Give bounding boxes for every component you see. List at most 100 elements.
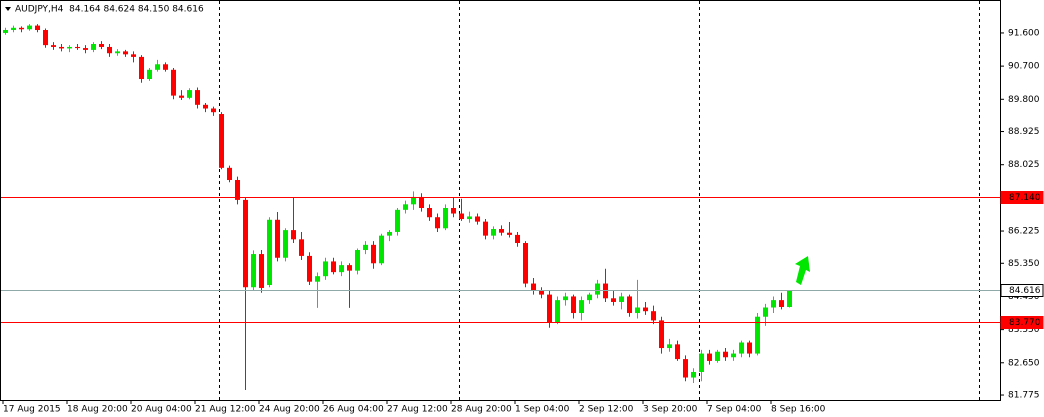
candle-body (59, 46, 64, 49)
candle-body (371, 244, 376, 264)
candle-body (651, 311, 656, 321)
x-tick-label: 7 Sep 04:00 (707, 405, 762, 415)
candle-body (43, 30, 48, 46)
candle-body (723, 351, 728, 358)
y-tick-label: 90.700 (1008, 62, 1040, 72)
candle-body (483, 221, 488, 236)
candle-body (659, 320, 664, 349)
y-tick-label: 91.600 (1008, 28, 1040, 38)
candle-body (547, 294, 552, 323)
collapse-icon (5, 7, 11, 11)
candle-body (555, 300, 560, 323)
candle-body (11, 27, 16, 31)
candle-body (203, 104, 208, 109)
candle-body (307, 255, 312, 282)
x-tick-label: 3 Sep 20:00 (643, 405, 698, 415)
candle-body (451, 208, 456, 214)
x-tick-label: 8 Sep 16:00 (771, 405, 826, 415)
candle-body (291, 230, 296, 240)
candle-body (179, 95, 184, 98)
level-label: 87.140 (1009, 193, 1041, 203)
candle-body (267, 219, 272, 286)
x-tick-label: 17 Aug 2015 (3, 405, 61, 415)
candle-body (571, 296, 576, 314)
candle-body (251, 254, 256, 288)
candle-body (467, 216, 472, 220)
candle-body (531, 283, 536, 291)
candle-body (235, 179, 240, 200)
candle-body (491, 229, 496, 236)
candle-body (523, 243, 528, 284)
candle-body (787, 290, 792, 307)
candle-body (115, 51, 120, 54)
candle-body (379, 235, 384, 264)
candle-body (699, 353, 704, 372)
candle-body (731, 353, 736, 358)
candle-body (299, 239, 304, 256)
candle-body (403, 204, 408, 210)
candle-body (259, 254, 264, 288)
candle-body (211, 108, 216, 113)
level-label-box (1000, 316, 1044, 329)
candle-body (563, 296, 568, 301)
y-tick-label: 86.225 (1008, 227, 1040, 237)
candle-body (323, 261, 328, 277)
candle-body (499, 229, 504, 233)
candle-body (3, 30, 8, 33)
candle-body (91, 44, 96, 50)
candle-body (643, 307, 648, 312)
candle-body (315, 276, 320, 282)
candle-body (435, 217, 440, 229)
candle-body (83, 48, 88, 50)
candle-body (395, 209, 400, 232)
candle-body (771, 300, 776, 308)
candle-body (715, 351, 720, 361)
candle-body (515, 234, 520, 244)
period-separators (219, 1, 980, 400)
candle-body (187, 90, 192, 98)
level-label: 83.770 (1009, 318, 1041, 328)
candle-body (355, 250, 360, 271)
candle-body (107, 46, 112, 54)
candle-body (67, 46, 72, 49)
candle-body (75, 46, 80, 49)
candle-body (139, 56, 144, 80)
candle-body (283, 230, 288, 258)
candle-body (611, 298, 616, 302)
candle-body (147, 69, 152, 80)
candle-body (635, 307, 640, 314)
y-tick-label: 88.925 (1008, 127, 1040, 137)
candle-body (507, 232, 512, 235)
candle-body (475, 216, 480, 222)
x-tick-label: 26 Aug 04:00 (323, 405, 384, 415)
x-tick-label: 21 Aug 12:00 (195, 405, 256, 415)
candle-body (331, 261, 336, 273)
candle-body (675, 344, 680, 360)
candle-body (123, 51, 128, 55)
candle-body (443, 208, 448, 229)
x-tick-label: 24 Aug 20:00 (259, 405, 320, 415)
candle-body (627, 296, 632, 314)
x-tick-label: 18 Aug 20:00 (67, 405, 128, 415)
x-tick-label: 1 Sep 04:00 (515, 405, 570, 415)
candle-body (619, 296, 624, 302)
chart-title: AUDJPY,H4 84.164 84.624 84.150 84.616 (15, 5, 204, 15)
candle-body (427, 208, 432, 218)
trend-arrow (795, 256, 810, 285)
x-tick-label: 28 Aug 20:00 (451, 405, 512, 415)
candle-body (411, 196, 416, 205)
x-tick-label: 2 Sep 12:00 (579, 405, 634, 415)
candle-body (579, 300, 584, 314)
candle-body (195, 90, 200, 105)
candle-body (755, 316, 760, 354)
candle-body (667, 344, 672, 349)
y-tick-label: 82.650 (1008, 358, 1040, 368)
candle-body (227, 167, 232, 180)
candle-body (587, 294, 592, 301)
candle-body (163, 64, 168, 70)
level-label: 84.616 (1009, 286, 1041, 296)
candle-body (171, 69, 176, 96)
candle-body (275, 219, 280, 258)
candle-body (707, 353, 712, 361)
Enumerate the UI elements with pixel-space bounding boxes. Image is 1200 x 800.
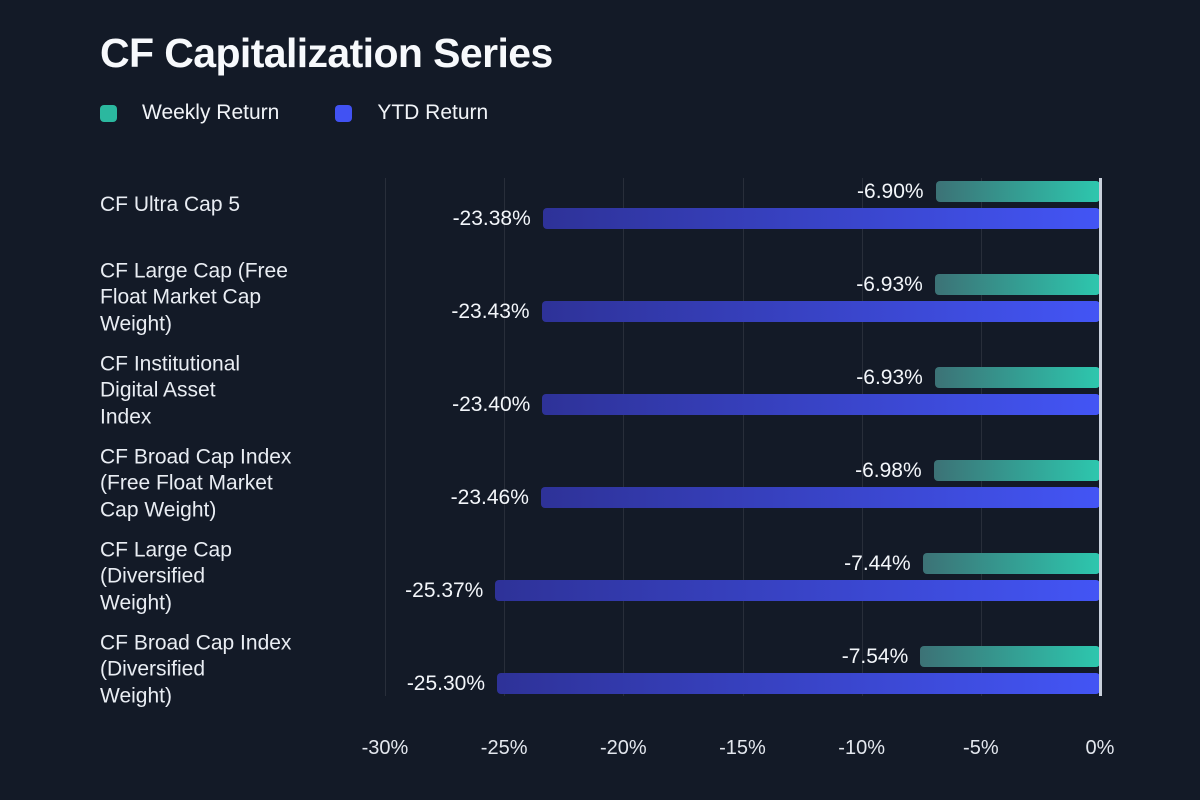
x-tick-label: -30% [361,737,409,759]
------------------------------------------------------------
Return all of the lines above verbatim and in their original order, leaving out the pictures.

Give bounding boxes for every component you see. List at most 100 elements.
candle-body (59, 46, 64, 49)
candle-body (371, 244, 376, 264)
candle-body (651, 311, 656, 321)
x-tick-label: 7 Sep 04:00 (707, 405, 762, 415)
candle-body (43, 30, 48, 46)
candle-body (723, 351, 728, 358)
y-tick-label: 90.700 (1008, 62, 1040, 72)
candle-body (483, 221, 488, 236)
candle-body (659, 320, 664, 349)
y-tick-label: 91.600 (1008, 28, 1040, 38)
candle-body (547, 294, 552, 323)
collapse-icon (5, 7, 11, 11)
candle-body (555, 300, 560, 323)
candle-body (11, 27, 16, 31)
candle-body (203, 104, 208, 109)
candle-body (307, 255, 312, 282)
x-tick-label: 3 Sep 20:00 (643, 405, 698, 415)
candle-body (451, 208, 456, 214)
x-tick-label: 8 Sep 16:00 (771, 405, 826, 415)
candle-body (291, 230, 296, 240)
candle-body (179, 95, 184, 98)
level-label: 87.140 (1009, 193, 1041, 203)
candle-body (267, 219, 272, 286)
x-tick-label: 17 Aug 2015 (3, 405, 61, 415)
candle-body (571, 296, 576, 314)
candle-body (251, 254, 256, 288)
candle-body (467, 216, 472, 220)
candle-body (531, 283, 536, 291)
candle-body (235, 179, 240, 200)
candle-body (491, 229, 496, 236)
candle-body (523, 243, 528, 284)
candle-body (787, 290, 792, 307)
candle-body (115, 51, 120, 54)
candle-body (379, 235, 384, 264)
candle-body (699, 353, 704, 372)
candle-body (731, 353, 736, 358)
candle-body (299, 239, 304, 256)
candle-body (403, 204, 408, 210)
candle-body (259, 254, 264, 288)
candle-body (211, 108, 216, 113)
level-label-box (1000, 316, 1044, 329)
candle-body (563, 296, 568, 301)
y-tick-label: 86.225 (1008, 227, 1040, 237)
candle-body (323, 261, 328, 277)
candle-body (499, 229, 504, 233)
candle-body (3, 30, 8, 33)
candle-body (91, 44, 96, 50)
candle-body (643, 307, 648, 312)
candle-body (315, 276, 320, 282)
candle-body (435, 217, 440, 229)
candle-body (83, 48, 88, 50)
candle-body (395, 209, 400, 232)
candle-body (771, 300, 776, 308)
candle-body (715, 351, 720, 361)
candle-body (515, 234, 520, 244)
period-separators (219, 1, 980, 400)
candle-body (187, 90, 192, 98)
level-label: 83.770 (1009, 318, 1041, 328)
candle-body (355, 250, 360, 271)
candle-body (107, 46, 112, 54)
candle-body (67, 46, 72, 49)
candle-body (75, 46, 80, 49)
candle-body (139, 56, 144, 80)
candle-body (283, 230, 288, 258)
candle-body (611, 298, 616, 302)
candle-body (147, 69, 152, 80)
candle-body (635, 307, 640, 314)
y-tick-label: 88.925 (1008, 127, 1040, 137)
candle-body (507, 232, 512, 235)
candle-body (475, 216, 480, 222)
x-tick-label: 26 Aug 04:00 (323, 405, 384, 415)
x-tick-label: 21 Aug 12:00 (195, 405, 256, 415)
candle-body (331, 261, 336, 273)
candle-body (675, 344, 680, 360)
candle-body (123, 51, 128, 55)
candle-body (443, 208, 448, 229)
x-tick-label: 24 Aug 20:00 (259, 405, 320, 415)
candle-body (627, 296, 632, 314)
x-tick-label: 18 Aug 20:00 (67, 405, 128, 415)
x-tick-label: 1 Sep 04:00 (515, 405, 570, 415)
candle-body (619, 296, 624, 302)
chart-title: AUDJPY,H4 84.164 84.624 84.150 84.616 (15, 5, 204, 15)
candle-body (427, 208, 432, 218)
trend-arrow (795, 256, 810, 285)
x-tick-label: 28 Aug 20:00 (451, 405, 512, 415)
candle-body (411, 196, 416, 205)
x-tick-label: 2 Sep 12:00 (579, 405, 634, 415)
candle-body (579, 300, 584, 314)
candle-body (195, 90, 200, 105)
candle-body (755, 316, 760, 354)
candle-body (667, 344, 672, 349)
y-tick-label: 82.650 (1008, 358, 1040, 368)
candle-body (227, 167, 232, 180)
candle-body (587, 294, 592, 301)
candle-body (163, 64, 168, 70)
level-label: 84.616 (1009, 286, 1041, 296)
candle-body (171, 69, 176, 96)
candle-body (275, 219, 280, 258)
candle-body (707, 353, 712, 361)
Enumerate the UI elements with pixel-space bounding boxes. Image is 1200 x 800.
x-tick-label: -30% [361,737,409,759]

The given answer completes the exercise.